** Start of Information given **

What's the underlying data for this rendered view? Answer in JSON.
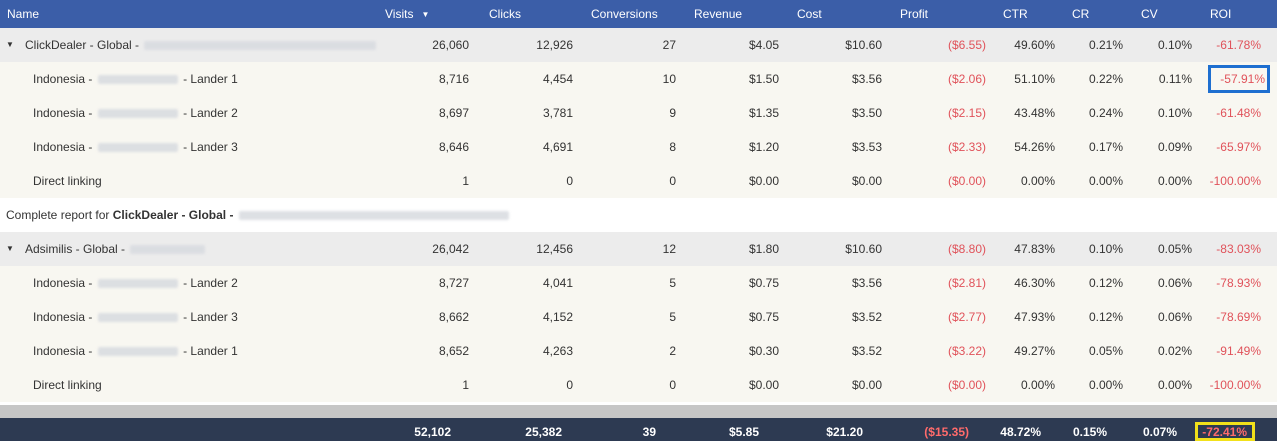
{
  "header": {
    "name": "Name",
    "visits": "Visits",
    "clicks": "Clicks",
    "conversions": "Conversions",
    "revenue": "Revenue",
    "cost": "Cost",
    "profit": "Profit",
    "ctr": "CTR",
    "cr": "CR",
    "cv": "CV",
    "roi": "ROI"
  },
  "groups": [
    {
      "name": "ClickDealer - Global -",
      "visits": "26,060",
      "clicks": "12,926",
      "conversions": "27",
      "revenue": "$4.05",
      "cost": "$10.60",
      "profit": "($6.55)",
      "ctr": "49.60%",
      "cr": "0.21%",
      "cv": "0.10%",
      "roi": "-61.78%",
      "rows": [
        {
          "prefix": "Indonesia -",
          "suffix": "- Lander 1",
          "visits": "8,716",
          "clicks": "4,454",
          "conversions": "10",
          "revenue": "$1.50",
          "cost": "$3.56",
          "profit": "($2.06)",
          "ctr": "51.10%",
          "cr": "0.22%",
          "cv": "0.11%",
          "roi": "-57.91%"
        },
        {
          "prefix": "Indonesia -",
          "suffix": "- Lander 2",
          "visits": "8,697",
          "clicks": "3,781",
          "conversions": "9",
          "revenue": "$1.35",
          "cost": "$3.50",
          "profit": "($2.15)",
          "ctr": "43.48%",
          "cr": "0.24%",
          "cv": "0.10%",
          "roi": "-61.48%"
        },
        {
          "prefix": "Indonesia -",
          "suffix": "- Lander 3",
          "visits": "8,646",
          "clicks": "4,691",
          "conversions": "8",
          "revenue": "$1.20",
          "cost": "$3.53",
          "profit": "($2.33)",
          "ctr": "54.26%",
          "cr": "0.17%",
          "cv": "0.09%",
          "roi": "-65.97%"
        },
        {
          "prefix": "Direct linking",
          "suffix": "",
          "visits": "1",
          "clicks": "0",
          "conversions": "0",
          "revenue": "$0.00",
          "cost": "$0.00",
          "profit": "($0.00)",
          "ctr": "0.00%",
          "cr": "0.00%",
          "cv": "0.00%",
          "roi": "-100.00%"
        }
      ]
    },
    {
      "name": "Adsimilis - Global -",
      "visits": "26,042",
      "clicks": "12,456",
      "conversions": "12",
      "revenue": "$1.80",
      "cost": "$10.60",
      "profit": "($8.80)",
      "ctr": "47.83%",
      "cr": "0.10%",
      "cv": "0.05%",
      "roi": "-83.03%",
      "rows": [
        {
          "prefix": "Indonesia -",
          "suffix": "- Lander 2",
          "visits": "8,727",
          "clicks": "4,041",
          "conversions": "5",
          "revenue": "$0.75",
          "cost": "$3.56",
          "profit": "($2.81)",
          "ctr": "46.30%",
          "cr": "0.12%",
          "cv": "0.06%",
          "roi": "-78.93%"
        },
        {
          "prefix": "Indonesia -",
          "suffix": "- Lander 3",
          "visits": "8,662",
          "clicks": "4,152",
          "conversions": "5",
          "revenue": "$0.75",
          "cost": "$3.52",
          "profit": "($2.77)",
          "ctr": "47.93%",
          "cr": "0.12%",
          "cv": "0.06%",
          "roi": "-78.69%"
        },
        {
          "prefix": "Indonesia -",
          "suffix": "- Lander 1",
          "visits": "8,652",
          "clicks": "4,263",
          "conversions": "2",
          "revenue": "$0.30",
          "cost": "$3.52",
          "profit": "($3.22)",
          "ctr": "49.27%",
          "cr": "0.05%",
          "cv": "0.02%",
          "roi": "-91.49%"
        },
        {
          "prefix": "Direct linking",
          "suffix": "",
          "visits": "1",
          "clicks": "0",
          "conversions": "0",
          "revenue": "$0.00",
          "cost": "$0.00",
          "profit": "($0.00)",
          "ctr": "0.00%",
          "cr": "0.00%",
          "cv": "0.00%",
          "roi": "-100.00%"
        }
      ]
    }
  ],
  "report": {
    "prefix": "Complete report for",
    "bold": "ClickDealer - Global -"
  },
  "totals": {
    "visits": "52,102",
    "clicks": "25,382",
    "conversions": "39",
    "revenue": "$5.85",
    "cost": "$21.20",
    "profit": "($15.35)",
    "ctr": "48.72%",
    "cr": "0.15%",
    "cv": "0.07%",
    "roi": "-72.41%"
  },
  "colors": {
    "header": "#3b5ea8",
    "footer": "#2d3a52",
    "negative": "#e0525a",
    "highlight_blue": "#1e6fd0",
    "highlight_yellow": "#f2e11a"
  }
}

** End of Information given **

→ Exercise prompt:
Copy every record above exactly, leaving out the pictures.

→ The reply:
What's the underlying data for this rendered view? Answer in JSON.
{
  "header": {
    "name": "Name",
    "visits": "Visits",
    "clicks": "Clicks",
    "conversions": "Conversions",
    "revenue": "Revenue",
    "cost": "Cost",
    "profit": "Profit",
    "ctr": "CTR",
    "cr": "CR",
    "cv": "CV",
    "roi": "ROI"
  },
  "groups": [
    {
      "name": "ClickDealer - Global -",
      "visits": "26,060",
      "clicks": "12,926",
      "conversions": "27",
      "revenue": "$4.05",
      "cost": "$10.60",
      "profit": "($6.55)",
      "ctr": "49.60%",
      "cr": "0.21%",
      "cv": "0.10%",
      "roi": "-61.78%",
      "rows": [
        {
          "prefix": "Indonesia -",
          "suffix": "- Lander 1",
          "visits": "8,716",
          "clicks": "4,454",
          "conversions": "10",
          "revenue": "$1.50",
          "cost": "$3.56",
          "profit": "($2.06)",
          "ctr": "51.10%",
          "cr": "0.22%",
          "cv": "0.11%",
          "roi": "-57.91%"
        },
        {
          "prefix": "Indonesia -",
          "suffix": "- Lander 2",
          "visits": "8,697",
          "clicks": "3,781",
          "conversions": "9",
          "revenue": "$1.35",
          "cost": "$3.50",
          "profit": "($2.15)",
          "ctr": "43.48%",
          "cr": "0.24%",
          "cv": "0.10%",
          "roi": "-61.48%"
        },
        {
          "prefix": "Indonesia -",
          "suffix": "- Lander 3",
          "visits": "8,646",
          "clicks": "4,691",
          "conversions": "8",
          "revenue": "$1.20",
          "cost": "$3.53",
          "profit": "($2.33)",
          "ctr": "54.26%",
          "cr": "0.17%",
          "cv": "0.09%",
          "roi": "-65.97%"
        },
        {
          "prefix": "Direct linking",
          "suffix": "",
          "visits": "1",
          "clicks": "0",
          "conversions": "0",
          "revenue": "$0.00",
          "cost": "$0.00",
          "profit": "($0.00)",
          "ctr": "0.00%",
          "cr": "0.00%",
          "cv": "0.00%",
          "roi": "-100.00%"
        }
      ]
    },
    {
      "name": "Adsimilis - Global -",
      "visits": "26,042",
      "clicks": "12,456",
      "conversions": "12",
      "revenue": "$1.80",
      "cost": "$10.60",
      "profit": "($8.80)",
      "ctr": "47.83%",
      "cr": "0.10%",
      "cv": "0.05%",
      "roi": "-83.03%",
      "rows": [
        {
          "prefix": "Indonesia -",
          "suffix": "- Lander 2",
          "visits": "8,727",
          "clicks": "4,041",
          "conversions": "5",
          "revenue": "$0.75",
          "cost": "$3.56",
          "profit": "($2.81)",
          "ctr": "46.30%",
          "cr": "0.12%",
          "cv": "0.06%",
          "roi": "-78.93%"
        },
        {
          "prefix": "Indonesia -",
          "suffix": "- Lander 3",
          "visits": "8,662",
          "clicks": "4,152",
          "conversions": "5",
          "revenue": "$0.75",
          "cost": "$3.52",
          "profit": "($2.77)",
          "ctr": "47.93%",
          "cr": "0.12%",
          "cv": "0.06%",
          "roi": "-78.69%"
        },
        {
          "prefix": "Indonesia -",
          "suffix": "- Lander 1",
          "visits": "8,652",
          "clicks": "4,263",
          "conversions": "2",
          "revenue": "$0.30",
          "cost": "$3.52",
          "profit": "($3.22)",
          "ctr": "49.27%",
          "cr": "0.05%",
          "cv": "0.02%",
          "roi": "-91.49%"
        },
        {
          "prefix": "Direct linking",
          "suffix": "",
          "visits": "1",
          "clicks": "0",
          "conversions": "0",
          "revenue": "$0.00",
          "cost": "$0.00",
          "profit": "($0.00)",
          "ctr": "0.00%",
          "cr": "0.00%",
          "cv": "0.00%",
          "roi": "-100.00%"
        }
      ]
    }
  ],
  "report": {
    "prefix": "Complete report for",
    "bold": "ClickDealer - Global -"
  },
  "totals": {
    "visits": "52,102",
    "clicks": "25,382",
    "conversions": "39",
    "revenue": "$5.85",
    "cost": "$21.20",
    "profit": "($15.35)",
    "ctr": "48.72%",
    "cr": "0.15%",
    "cv": "0.07%",
    "roi": "-72.41%"
  },
  "colors": {
    "header": "#3b5ea8",
    "footer": "#2d3a52",
    "negative": "#e0525a",
    "highlight_blue": "#1e6fd0",
    "highlight_yellow": "#f2e11a"
  }
}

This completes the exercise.